Extracted records

::::

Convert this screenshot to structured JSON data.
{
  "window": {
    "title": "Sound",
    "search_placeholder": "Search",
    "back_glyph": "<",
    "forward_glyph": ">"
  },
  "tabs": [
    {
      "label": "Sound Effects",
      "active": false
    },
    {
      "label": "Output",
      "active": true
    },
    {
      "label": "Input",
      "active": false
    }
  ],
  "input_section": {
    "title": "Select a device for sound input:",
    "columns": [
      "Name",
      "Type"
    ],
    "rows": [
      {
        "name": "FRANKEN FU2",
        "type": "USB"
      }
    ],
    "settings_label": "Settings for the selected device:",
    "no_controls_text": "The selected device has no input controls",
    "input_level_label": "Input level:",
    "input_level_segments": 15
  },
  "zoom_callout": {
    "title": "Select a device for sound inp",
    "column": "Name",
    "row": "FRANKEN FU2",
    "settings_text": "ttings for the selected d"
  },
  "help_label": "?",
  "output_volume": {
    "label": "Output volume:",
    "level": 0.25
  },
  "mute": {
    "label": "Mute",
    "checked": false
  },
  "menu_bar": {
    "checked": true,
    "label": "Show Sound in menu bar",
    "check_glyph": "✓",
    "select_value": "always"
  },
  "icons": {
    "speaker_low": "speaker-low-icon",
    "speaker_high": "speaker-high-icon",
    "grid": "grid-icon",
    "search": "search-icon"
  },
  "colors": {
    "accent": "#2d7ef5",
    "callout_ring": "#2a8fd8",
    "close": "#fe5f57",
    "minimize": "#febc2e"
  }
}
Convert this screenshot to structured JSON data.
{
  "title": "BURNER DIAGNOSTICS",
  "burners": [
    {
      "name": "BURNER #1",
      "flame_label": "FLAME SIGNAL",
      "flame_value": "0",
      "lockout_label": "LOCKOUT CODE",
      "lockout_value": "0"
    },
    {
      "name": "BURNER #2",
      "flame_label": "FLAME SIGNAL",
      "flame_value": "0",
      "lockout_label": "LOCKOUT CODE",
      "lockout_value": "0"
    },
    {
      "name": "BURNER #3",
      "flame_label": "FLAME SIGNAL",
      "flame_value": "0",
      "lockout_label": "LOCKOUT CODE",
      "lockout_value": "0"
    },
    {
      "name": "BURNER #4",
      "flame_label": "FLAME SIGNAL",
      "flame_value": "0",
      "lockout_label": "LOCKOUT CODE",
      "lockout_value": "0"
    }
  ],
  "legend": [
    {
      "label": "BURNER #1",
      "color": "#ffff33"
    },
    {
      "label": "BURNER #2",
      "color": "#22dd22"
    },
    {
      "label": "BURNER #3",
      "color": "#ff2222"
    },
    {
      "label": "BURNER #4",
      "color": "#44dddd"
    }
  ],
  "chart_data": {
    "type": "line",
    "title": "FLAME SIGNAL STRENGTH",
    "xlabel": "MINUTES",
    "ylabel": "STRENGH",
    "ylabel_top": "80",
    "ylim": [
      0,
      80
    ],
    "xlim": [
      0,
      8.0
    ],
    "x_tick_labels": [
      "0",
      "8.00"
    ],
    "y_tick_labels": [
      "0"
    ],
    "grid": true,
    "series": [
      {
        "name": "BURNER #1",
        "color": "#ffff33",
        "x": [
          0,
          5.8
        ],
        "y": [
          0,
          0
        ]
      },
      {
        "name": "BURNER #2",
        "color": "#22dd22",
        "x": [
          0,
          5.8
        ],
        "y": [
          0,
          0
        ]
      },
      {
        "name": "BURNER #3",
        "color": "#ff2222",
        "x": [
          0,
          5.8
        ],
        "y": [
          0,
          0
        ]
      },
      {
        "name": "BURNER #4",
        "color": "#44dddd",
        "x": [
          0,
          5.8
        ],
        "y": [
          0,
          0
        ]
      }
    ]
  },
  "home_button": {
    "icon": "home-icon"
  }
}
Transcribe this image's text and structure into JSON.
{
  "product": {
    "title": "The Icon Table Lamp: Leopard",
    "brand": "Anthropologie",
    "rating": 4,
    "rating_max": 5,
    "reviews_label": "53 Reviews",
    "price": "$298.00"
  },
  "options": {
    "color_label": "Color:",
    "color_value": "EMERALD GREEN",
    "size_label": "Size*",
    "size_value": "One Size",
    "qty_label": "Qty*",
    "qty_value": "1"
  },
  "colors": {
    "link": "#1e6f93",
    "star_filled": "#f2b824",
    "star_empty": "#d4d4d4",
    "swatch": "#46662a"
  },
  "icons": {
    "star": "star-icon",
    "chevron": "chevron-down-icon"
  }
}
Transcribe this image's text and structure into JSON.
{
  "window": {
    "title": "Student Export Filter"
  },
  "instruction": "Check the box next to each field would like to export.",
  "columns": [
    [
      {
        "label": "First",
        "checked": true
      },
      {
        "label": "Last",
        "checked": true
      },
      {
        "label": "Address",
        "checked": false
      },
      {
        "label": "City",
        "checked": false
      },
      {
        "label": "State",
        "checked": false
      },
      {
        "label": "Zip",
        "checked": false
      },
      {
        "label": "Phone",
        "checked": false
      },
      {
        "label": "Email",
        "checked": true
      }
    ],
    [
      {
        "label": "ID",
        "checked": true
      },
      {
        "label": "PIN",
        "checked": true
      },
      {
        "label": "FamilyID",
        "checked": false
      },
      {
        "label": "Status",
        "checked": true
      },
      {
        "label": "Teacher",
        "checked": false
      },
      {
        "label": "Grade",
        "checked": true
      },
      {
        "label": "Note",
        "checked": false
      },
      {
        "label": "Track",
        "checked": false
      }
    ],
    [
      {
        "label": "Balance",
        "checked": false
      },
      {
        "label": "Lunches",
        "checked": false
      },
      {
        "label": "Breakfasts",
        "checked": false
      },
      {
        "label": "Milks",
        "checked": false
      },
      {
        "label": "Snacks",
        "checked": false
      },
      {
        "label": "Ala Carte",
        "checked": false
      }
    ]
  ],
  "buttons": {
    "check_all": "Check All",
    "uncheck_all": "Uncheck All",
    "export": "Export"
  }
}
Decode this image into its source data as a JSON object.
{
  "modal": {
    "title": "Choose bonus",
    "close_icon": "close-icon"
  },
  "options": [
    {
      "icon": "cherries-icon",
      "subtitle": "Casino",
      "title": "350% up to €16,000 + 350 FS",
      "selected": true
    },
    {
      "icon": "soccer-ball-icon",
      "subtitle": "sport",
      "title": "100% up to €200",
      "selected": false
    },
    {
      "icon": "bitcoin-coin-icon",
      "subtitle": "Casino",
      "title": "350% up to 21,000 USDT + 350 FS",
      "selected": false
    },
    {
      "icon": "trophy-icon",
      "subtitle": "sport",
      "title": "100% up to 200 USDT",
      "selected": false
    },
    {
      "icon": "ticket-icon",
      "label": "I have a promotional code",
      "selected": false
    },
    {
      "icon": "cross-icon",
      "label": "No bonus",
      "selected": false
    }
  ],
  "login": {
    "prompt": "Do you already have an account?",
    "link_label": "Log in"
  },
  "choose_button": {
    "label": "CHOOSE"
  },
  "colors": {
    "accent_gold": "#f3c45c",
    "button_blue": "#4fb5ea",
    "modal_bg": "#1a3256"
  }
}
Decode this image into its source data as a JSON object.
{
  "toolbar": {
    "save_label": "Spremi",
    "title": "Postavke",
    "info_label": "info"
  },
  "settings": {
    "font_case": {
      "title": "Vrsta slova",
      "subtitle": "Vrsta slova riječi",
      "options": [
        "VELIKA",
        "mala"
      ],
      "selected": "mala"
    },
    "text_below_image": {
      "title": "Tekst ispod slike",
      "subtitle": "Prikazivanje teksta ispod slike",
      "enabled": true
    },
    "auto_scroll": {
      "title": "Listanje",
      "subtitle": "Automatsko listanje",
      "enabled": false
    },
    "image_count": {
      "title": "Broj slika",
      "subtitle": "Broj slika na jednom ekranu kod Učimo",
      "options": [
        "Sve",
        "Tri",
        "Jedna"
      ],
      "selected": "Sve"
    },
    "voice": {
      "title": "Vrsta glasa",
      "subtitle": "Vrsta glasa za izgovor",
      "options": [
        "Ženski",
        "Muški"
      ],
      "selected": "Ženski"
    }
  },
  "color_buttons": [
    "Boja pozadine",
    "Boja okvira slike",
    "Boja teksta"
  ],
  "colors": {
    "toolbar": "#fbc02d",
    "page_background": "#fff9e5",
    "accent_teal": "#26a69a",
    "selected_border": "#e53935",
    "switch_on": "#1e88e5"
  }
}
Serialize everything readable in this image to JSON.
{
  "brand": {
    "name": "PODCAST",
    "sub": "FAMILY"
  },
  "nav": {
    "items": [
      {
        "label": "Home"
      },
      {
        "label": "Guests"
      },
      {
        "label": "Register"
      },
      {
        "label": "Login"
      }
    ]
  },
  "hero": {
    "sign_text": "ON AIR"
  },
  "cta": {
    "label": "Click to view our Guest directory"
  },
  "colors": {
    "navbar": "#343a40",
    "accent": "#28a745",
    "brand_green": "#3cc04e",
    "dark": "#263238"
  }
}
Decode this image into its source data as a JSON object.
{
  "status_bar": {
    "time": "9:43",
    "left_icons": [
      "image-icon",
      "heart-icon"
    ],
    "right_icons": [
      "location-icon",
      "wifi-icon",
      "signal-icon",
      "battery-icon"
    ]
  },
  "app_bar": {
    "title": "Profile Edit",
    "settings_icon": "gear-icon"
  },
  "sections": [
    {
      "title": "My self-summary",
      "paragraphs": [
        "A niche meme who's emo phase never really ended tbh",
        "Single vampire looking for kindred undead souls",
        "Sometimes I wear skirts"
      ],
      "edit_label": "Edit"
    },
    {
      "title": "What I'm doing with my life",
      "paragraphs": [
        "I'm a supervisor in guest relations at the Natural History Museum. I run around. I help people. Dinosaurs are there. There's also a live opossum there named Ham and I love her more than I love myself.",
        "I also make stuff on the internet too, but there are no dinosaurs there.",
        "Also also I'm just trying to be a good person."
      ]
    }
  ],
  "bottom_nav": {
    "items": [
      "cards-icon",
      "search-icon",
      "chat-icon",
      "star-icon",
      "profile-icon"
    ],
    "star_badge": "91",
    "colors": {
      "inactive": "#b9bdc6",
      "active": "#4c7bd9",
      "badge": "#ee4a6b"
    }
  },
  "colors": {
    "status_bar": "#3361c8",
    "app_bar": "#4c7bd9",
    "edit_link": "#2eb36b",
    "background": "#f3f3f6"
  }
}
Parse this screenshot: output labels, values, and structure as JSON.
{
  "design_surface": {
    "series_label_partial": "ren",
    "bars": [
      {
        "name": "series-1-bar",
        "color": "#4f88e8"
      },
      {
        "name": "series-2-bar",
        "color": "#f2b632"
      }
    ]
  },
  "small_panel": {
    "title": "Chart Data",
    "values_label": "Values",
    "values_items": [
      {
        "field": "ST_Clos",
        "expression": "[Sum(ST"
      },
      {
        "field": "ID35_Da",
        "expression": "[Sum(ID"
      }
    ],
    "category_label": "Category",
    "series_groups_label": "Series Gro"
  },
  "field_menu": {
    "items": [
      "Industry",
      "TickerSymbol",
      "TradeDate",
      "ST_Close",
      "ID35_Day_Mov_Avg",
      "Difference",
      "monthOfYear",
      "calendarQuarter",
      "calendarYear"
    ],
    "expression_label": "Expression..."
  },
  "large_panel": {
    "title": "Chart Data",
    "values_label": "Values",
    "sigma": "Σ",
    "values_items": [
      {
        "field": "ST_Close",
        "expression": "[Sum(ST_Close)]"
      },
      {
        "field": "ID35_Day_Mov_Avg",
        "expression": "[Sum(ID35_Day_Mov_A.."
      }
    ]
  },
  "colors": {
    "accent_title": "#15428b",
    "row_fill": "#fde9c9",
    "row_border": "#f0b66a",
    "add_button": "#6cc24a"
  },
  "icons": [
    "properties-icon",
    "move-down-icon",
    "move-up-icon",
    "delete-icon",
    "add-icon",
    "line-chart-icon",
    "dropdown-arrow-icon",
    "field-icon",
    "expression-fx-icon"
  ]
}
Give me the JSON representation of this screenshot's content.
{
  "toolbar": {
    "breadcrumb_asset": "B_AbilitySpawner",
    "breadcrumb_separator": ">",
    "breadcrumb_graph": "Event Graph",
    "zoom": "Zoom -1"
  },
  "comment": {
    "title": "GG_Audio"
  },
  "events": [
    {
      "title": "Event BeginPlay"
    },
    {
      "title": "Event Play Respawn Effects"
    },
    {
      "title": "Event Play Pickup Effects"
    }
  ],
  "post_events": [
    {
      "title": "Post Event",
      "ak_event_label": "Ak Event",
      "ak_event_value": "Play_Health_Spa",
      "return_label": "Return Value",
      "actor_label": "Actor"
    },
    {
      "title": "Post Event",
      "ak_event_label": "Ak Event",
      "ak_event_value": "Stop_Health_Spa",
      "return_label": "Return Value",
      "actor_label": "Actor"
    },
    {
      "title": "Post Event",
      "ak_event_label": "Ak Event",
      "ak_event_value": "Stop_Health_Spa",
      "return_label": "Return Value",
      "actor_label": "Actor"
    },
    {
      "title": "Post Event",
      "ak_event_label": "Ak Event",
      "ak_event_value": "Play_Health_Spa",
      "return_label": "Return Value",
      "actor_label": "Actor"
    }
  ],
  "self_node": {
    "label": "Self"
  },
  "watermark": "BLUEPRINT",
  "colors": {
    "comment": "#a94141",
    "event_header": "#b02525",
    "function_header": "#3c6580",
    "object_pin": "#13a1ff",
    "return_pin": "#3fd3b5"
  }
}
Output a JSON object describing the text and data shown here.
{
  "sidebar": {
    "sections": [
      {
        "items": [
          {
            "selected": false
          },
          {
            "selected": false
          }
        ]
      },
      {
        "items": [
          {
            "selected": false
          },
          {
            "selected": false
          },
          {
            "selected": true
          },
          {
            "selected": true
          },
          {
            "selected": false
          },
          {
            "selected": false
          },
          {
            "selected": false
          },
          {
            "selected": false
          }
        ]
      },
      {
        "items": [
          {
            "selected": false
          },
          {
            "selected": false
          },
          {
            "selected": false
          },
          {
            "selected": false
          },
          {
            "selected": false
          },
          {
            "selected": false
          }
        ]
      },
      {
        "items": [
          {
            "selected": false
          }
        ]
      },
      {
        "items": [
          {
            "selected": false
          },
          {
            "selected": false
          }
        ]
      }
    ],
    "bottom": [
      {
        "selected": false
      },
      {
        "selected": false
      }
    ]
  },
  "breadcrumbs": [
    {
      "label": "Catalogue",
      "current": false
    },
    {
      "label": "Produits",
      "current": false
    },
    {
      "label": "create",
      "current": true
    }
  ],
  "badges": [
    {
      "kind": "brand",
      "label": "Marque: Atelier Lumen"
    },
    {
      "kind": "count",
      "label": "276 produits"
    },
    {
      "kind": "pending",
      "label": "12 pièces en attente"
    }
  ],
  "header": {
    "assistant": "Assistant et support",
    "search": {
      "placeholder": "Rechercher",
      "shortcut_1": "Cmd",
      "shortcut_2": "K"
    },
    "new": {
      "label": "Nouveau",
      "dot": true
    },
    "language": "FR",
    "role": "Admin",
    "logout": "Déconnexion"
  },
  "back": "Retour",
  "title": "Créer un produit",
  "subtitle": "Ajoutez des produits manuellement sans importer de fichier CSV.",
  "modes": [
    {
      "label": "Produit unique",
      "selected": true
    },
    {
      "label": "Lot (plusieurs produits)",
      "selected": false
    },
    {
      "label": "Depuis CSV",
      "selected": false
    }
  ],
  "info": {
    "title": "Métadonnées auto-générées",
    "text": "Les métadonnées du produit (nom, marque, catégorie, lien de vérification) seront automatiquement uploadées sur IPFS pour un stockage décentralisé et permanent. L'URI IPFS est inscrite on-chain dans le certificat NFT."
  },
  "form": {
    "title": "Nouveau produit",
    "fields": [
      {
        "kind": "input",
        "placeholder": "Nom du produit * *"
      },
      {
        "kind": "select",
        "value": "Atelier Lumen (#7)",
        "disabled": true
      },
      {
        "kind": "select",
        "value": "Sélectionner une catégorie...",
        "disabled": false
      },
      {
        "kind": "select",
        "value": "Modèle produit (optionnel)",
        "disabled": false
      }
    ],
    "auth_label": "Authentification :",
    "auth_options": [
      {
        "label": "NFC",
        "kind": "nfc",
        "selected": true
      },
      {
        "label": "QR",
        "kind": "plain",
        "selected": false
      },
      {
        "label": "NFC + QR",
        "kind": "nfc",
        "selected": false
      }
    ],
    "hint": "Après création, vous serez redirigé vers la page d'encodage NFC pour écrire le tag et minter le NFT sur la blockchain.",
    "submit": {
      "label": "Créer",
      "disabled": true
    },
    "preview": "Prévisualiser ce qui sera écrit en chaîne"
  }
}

::::

What is needed
Go through the material above and count the lines that contain "teksta"; give that number alone.

Final result
2